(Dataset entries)
....
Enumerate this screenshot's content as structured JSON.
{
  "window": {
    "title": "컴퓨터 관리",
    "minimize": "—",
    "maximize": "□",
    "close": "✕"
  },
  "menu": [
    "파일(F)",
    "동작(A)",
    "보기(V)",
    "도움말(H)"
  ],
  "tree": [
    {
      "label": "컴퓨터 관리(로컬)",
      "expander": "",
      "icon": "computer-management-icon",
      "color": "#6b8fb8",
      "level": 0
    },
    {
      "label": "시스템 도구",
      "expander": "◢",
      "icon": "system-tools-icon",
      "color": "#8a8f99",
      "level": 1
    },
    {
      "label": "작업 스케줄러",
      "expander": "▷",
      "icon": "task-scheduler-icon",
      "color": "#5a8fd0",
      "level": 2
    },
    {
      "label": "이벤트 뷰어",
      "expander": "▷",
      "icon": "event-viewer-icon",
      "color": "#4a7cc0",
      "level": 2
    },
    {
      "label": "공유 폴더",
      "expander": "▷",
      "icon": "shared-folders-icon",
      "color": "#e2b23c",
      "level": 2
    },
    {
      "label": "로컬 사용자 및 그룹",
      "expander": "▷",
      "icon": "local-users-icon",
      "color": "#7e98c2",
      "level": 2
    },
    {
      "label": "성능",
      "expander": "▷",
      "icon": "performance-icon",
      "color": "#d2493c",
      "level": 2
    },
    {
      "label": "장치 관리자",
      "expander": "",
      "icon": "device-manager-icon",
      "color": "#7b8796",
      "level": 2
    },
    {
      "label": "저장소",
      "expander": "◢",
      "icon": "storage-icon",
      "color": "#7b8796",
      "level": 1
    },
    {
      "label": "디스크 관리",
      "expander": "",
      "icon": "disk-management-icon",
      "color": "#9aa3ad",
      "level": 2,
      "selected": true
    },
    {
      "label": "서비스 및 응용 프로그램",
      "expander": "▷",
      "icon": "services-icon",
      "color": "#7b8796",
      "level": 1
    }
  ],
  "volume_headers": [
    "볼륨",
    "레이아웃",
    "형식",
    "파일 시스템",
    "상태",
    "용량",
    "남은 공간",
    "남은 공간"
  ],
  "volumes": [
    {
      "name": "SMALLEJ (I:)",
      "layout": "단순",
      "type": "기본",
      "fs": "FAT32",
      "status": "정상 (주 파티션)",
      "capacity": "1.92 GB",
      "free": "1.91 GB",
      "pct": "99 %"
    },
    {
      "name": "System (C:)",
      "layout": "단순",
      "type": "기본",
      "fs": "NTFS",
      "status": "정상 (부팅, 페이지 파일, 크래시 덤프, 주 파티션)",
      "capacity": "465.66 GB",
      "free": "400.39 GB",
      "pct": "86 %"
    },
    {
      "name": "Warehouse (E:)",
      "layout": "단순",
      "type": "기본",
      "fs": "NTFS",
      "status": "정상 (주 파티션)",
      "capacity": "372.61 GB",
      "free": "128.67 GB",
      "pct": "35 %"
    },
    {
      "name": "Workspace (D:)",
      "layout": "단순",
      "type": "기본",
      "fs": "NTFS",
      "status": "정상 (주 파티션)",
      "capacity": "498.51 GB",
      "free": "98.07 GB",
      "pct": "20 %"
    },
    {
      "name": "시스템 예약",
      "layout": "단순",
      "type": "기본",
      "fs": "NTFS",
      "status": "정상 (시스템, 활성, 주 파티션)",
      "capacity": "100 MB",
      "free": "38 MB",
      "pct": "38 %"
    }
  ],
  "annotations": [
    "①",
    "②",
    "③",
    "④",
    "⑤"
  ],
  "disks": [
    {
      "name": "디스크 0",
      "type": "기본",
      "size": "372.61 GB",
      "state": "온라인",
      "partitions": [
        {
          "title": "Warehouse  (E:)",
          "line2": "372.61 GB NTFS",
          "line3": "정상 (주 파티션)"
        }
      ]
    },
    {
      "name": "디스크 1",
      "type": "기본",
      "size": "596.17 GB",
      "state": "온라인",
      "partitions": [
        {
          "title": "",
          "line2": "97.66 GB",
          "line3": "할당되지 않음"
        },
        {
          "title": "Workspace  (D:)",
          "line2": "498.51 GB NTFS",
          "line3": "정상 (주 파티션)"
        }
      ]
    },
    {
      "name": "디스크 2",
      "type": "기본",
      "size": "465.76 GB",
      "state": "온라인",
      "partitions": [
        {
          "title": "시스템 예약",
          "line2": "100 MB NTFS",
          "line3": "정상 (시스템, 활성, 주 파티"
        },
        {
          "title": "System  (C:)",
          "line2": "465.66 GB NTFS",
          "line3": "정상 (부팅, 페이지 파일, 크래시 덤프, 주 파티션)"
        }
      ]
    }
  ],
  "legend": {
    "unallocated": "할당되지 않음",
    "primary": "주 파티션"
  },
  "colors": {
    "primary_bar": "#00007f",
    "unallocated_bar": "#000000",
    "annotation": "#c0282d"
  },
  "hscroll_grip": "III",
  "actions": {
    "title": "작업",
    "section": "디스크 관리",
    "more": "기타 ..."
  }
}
....
Set exercise.
Copy out all lines from the material above that contain the string "title".

The reply.
    "title": "컴퓨터 관리",
          "title": "Warehouse  (E:)",
          "title": "",
          "title": "Workspace  (D:)",
          "title": "시스템 예약",
          "title": "System  (C:)",
    "title": "작업",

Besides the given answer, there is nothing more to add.